Dataset entries on figures:
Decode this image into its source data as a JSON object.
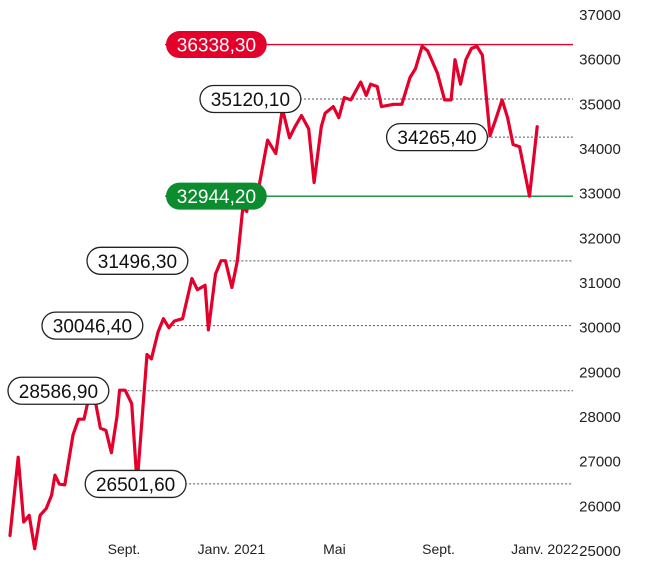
{
  "chart_data": {
    "type": "line",
    "title": "",
    "xlabel": "",
    "ylabel": "",
    "ylim": [
      25000,
      37000
    ],
    "yticks": [
      "37000",
      "36000",
      "35000",
      "34000",
      "33000",
      "32000",
      "31000",
      "30000",
      "29000",
      "28000",
      "27000",
      "26000",
      "25000"
    ],
    "ytick_values": [
      37000,
      36000,
      35000,
      34000,
      33000,
      32000,
      31000,
      30000,
      29000,
      28000,
      27000,
      26000,
      25000
    ],
    "xticks": [
      {
        "label": "Sept.",
        "t": 0.208
      },
      {
        "label": "Janv. 2021",
        "t": 0.404
      },
      {
        "label": "Mai",
        "t": 0.592
      },
      {
        "label": "Sept.",
        "t": 0.782
      },
      {
        "label": "Janv. 2022",
        "t": 0.976
      }
    ],
    "grid": false,
    "line_color": "#e4002b",
    "series": [
      {
        "values": [
          {
            "t": 0.0,
            "y": 25350
          },
          {
            "t": 0.015,
            "y": 27100
          },
          {
            "t": 0.025,
            "y": 25650
          },
          {
            "t": 0.035,
            "y": 25800
          },
          {
            "t": 0.045,
            "y": 25050
          },
          {
            "t": 0.055,
            "y": 25800
          },
          {
            "t": 0.066,
            "y": 25950
          },
          {
            "t": 0.076,
            "y": 26250
          },
          {
            "t": 0.082,
            "y": 26700
          },
          {
            "t": 0.09,
            "y": 26500
          },
          {
            "t": 0.1,
            "y": 26480
          },
          {
            "t": 0.115,
            "y": 27600
          },
          {
            "t": 0.125,
            "y": 27950
          },
          {
            "t": 0.135,
            "y": 27950
          },
          {
            "t": 0.145,
            "y": 28500
          },
          {
            "t": 0.155,
            "y": 28400
          },
          {
            "t": 0.165,
            "y": 27750
          },
          {
            "t": 0.175,
            "y": 27700
          },
          {
            "t": 0.185,
            "y": 27200
          },
          {
            "t": 0.195,
            "y": 28000
          },
          {
            "t": 0.2,
            "y": 28600
          },
          {
            "t": 0.21,
            "y": 28600
          },
          {
            "t": 0.222,
            "y": 28300
          },
          {
            "t": 0.232,
            "y": 26502
          },
          {
            "t": 0.25,
            "y": 29400
          },
          {
            "t": 0.258,
            "y": 29300
          },
          {
            "t": 0.27,
            "y": 29900
          },
          {
            "t": 0.28,
            "y": 30200
          },
          {
            "t": 0.29,
            "y": 30000
          },
          {
            "t": 0.3,
            "y": 30150
          },
          {
            "t": 0.315,
            "y": 30200
          },
          {
            "t": 0.332,
            "y": 31100
          },
          {
            "t": 0.342,
            "y": 30850
          },
          {
            "t": 0.356,
            "y": 30950
          },
          {
            "t": 0.362,
            "y": 29950
          },
          {
            "t": 0.375,
            "y": 31200
          },
          {
            "t": 0.385,
            "y": 31500
          },
          {
            "t": 0.393,
            "y": 31500
          },
          {
            "t": 0.405,
            "y": 30900
          },
          {
            "t": 0.415,
            "y": 31500
          },
          {
            "t": 0.425,
            "y": 32700
          },
          {
            "t": 0.432,
            "y": 32600
          },
          {
            "t": 0.44,
            "y": 33100
          },
          {
            "t": 0.455,
            "y": 33200
          },
          {
            "t": 0.47,
            "y": 34200
          },
          {
            "t": 0.485,
            "y": 33900
          },
          {
            "t": 0.497,
            "y": 34900
          },
          {
            "t": 0.51,
            "y": 34250
          },
          {
            "t": 0.52,
            "y": 34500
          },
          {
            "t": 0.532,
            "y": 34750
          },
          {
            "t": 0.545,
            "y": 34450
          },
          {
            "t": 0.555,
            "y": 33250
          },
          {
            "t": 0.568,
            "y": 34500
          },
          {
            "t": 0.575,
            "y": 34800
          },
          {
            "t": 0.59,
            "y": 34950
          },
          {
            "t": 0.6,
            "y": 34700
          },
          {
            "t": 0.61,
            "y": 35150
          },
          {
            "t": 0.622,
            "y": 35100
          },
          {
            "t": 0.64,
            "y": 35500
          },
          {
            "t": 0.65,
            "y": 35200
          },
          {
            "t": 0.658,
            "y": 35450
          },
          {
            "t": 0.67,
            "y": 35400
          },
          {
            "t": 0.678,
            "y": 34950
          },
          {
            "t": 0.7,
            "y": 35000
          },
          {
            "t": 0.715,
            "y": 35000
          },
          {
            "t": 0.73,
            "y": 35600
          },
          {
            "t": 0.74,
            "y": 35800
          },
          {
            "t": 0.752,
            "y": 36300
          },
          {
            "t": 0.762,
            "y": 36200
          },
          {
            "t": 0.78,
            "y": 35700
          },
          {
            "t": 0.793,
            "y": 35100
          },
          {
            "t": 0.805,
            "y": 35100
          },
          {
            "t": 0.812,
            "y": 36000
          },
          {
            "t": 0.822,
            "y": 35450
          },
          {
            "t": 0.832,
            "y": 36000
          },
          {
            "t": 0.842,
            "y": 36250
          },
          {
            "t": 0.852,
            "y": 36300
          },
          {
            "t": 0.862,
            "y": 36100
          },
          {
            "t": 0.876,
            "y": 34300
          },
          {
            "t": 0.886,
            "y": 34650
          },
          {
            "t": 0.898,
            "y": 35100
          },
          {
            "t": 0.908,
            "y": 34700
          },
          {
            "t": 0.918,
            "y": 34100
          },
          {
            "t": 0.93,
            "y": 34050
          },
          {
            "t": 0.948,
            "y": 32944
          },
          {
            "t": 0.962,
            "y": 34500
          }
        ]
      }
    ],
    "reference_lines": [
      {
        "value": 36338.3,
        "label": "36338,30",
        "style": "solid",
        "color": "#e4002b",
        "box_fill": "#e4002b",
        "box_text_color": "#ffffff"
      },
      {
        "value": 32944.2,
        "label": "32944,20",
        "style": "solid",
        "color": "#0b8c2e",
        "box_fill": "#0b8c2e",
        "box_text_color": "#ffffff"
      }
    ],
    "annotations": [
      {
        "label": "35120,10",
        "value": 35120.1,
        "t_line_start": 0.5,
        "anchor": "left"
      },
      {
        "label": "34265,40",
        "value": 34265.4,
        "t_line_start": 0.79,
        "anchor": "mid"
      },
      {
        "label": "31496,30",
        "value": 31496.3,
        "t_line_start": 0.393,
        "anchor": "left"
      },
      {
        "label": "30046,40",
        "value": 30046.4,
        "t_line_start": 0.29,
        "anchor": "left"
      },
      {
        "label": "28586,90",
        "value": 28586.9,
        "t_line_start": 0.2,
        "anchor": "left"
      },
      {
        "label": "26501,60",
        "value": 26501.6,
        "t_line_start": 0.232,
        "anchor": "right"
      }
    ]
  }
}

REQUIREMENT> Leave out the pictures and reproduce the rest of the listing exactly.

REPLY TO THE EXERCISE>
Decode this image into its source data as a JSON object.
{
  "chart_data": {
    "type": "line",
    "title": "",
    "xlabel": "",
    "ylabel": "",
    "ylim": [
      25000,
      37000
    ],
    "yticks": [
      "37000",
      "36000",
      "35000",
      "34000",
      "33000",
      "32000",
      "31000",
      "30000",
      "29000",
      "28000",
      "27000",
      "26000",
      "25000"
    ],
    "ytick_values": [
      37000,
      36000,
      35000,
      34000,
      33000,
      32000,
      31000,
      30000,
      29000,
      28000,
      27000,
      26000,
      25000
    ],
    "xticks": [
      {
        "label": "Sept.",
        "t": 0.208
      },
      {
        "label": "Janv. 2021",
        "t": 0.404
      },
      {
        "label": "Mai",
        "t": 0.592
      },
      {
        "label": "Sept.",
        "t": 0.782
      },
      {
        "label": "Janv. 2022",
        "t": 0.976
      }
    ],
    "grid": false,
    "line_color": "#e4002b",
    "series": [
      {
        "values": [
          {
            "t": 0.0,
            "y": 25350
          },
          {
            "t": 0.015,
            "y": 27100
          },
          {
            "t": 0.025,
            "y": 25650
          },
          {
            "t": 0.035,
            "y": 25800
          },
          {
            "t": 0.045,
            "y": 25050
          },
          {
            "t": 0.055,
            "y": 25800
          },
          {
            "t": 0.066,
            "y": 25950
          },
          {
            "t": 0.076,
            "y": 26250
          },
          {
            "t": 0.082,
            "y": 26700
          },
          {
            "t": 0.09,
            "y": 26500
          },
          {
            "t": 0.1,
            "y": 26480
          },
          {
            "t": 0.115,
            "y": 27600
          },
          {
            "t": 0.125,
            "y": 27950
          },
          {
            "t": 0.135,
            "y": 27950
          },
          {
            "t": 0.145,
            "y": 28500
          },
          {
            "t": 0.155,
            "y": 28400
          },
          {
            "t": 0.165,
            "y": 27750
          },
          {
            "t": 0.175,
            "y": 27700
          },
          {
            "t": 0.185,
            "y": 27200
          },
          {
            "t": 0.195,
            "y": 28000
          },
          {
            "t": 0.2,
            "y": 28600
          },
          {
            "t": 0.21,
            "y": 28600
          },
          {
            "t": 0.222,
            "y": 28300
          },
          {
            "t": 0.232,
            "y": 26502
          },
          {
            "t": 0.25,
            "y": 29400
          },
          {
            "t": 0.258,
            "y": 29300
          },
          {
            "t": 0.27,
            "y": 29900
          },
          {
            "t": 0.28,
            "y": 30200
          },
          {
            "t": 0.29,
            "y": 30000
          },
          {
            "t": 0.3,
            "y": 30150
          },
          {
            "t": 0.315,
            "y": 30200
          },
          {
            "t": 0.332,
            "y": 31100
          },
          {
            "t": 0.342,
            "y": 30850
          },
          {
            "t": 0.356,
            "y": 30950
          },
          {
            "t": 0.362,
            "y": 29950
          },
          {
            "t": 0.375,
            "y": 31200
          },
          {
            "t": 0.385,
            "y": 31500
          },
          {
            "t": 0.393,
            "y": 31500
          },
          {
            "t": 0.405,
            "y": 30900
          },
          {
            "t": 0.415,
            "y": 31500
          },
          {
            "t": 0.425,
            "y": 32700
          },
          {
            "t": 0.432,
            "y": 32600
          },
          {
            "t": 0.44,
            "y": 33100
          },
          {
            "t": 0.455,
            "y": 33200
          },
          {
            "t": 0.47,
            "y": 34200
          },
          {
            "t": 0.485,
            "y": 33900
          },
          {
            "t": 0.497,
            "y": 34900
          },
          {
            "t": 0.51,
            "y": 34250
          },
          {
            "t": 0.52,
            "y": 34500
          },
          {
            "t": 0.532,
            "y": 34750
          },
          {
            "t": 0.545,
            "y": 34450
          },
          {
            "t": 0.555,
            "y": 33250
          },
          {
            "t": 0.568,
            "y": 34500
          },
          {
            "t": 0.575,
            "y": 34800
          },
          {
            "t": 0.59,
            "y": 34950
          },
          {
            "t": 0.6,
            "y": 34700
          },
          {
            "t": 0.61,
            "y": 35150
          },
          {
            "t": 0.622,
            "y": 35100
          },
          {
            "t": 0.64,
            "y": 35500
          },
          {
            "t": 0.65,
            "y": 35200
          },
          {
            "t": 0.658,
            "y": 35450
          },
          {
            "t": 0.67,
            "y": 35400
          },
          {
            "t": 0.678,
            "y": 34950
          },
          {
            "t": 0.7,
            "y": 35000
          },
          {
            "t": 0.715,
            "y": 35000
          },
          {
            "t": 0.73,
            "y": 35600
          },
          {
            "t": 0.74,
            "y": 35800
          },
          {
            "t": 0.752,
            "y": 36300
          },
          {
            "t": 0.762,
            "y": 36200
          },
          {
            "t": 0.78,
            "y": 35700
          },
          {
            "t": 0.793,
            "y": 35100
          },
          {
            "t": 0.805,
            "y": 35100
          },
          {
            "t": 0.812,
            "y": 36000
          },
          {
            "t": 0.822,
            "y": 35450
          },
          {
            "t": 0.832,
            "y": 36000
          },
          {
            "t": 0.842,
            "y": 36250
          },
          {
            "t": 0.852,
            "y": 36300
          },
          {
            "t": 0.862,
            "y": 36100
          },
          {
            "t": 0.876,
            "y": 34300
          },
          {
            "t": 0.886,
            "y": 34650
          },
          {
            "t": 0.898,
            "y": 35100
          },
          {
            "t": 0.908,
            "y": 34700
          },
          {
            "t": 0.918,
            "y": 34100
          },
          {
            "t": 0.93,
            "y": 34050
          },
          {
            "t": 0.948,
            "y": 32944
          },
          {
            "t": 0.962,
            "y": 34500
          }
        ]
      }
    ],
    "reference_lines": [
      {
        "value": 36338.3,
        "label": "36338,30",
        "style": "solid",
        "color": "#e4002b",
        "box_fill": "#e4002b",
        "box_text_color": "#ffffff"
      },
      {
        "value": 32944.2,
        "label": "32944,20",
        "style": "solid",
        "color": "#0b8c2e",
        "box_fill": "#0b8c2e",
        "box_text_color": "#ffffff"
      }
    ],
    "annotations": [
      {
        "label": "35120,10",
        "value": 35120.1,
        "t_line_start": 0.5,
        "anchor": "left"
      },
      {
        "label": "34265,40",
        "value": 34265.4,
        "t_line_start": 0.79,
        "anchor": "mid"
      },
      {
        "label": "31496,30",
        "value": 31496.3,
        "t_line_start": 0.393,
        "anchor": "left"
      },
      {
        "label": "30046,40",
        "value": 30046.4,
        "t_line_start": 0.29,
        "anchor": "left"
      },
      {
        "label": "28586,90",
        "value": 28586.9,
        "t_line_start": 0.2,
        "anchor": "left"
      },
      {
        "label": "26501,60",
        "value": 26501.6,
        "t_line_start": 0.232,
        "anchor": "right"
      }
    ]
  }
}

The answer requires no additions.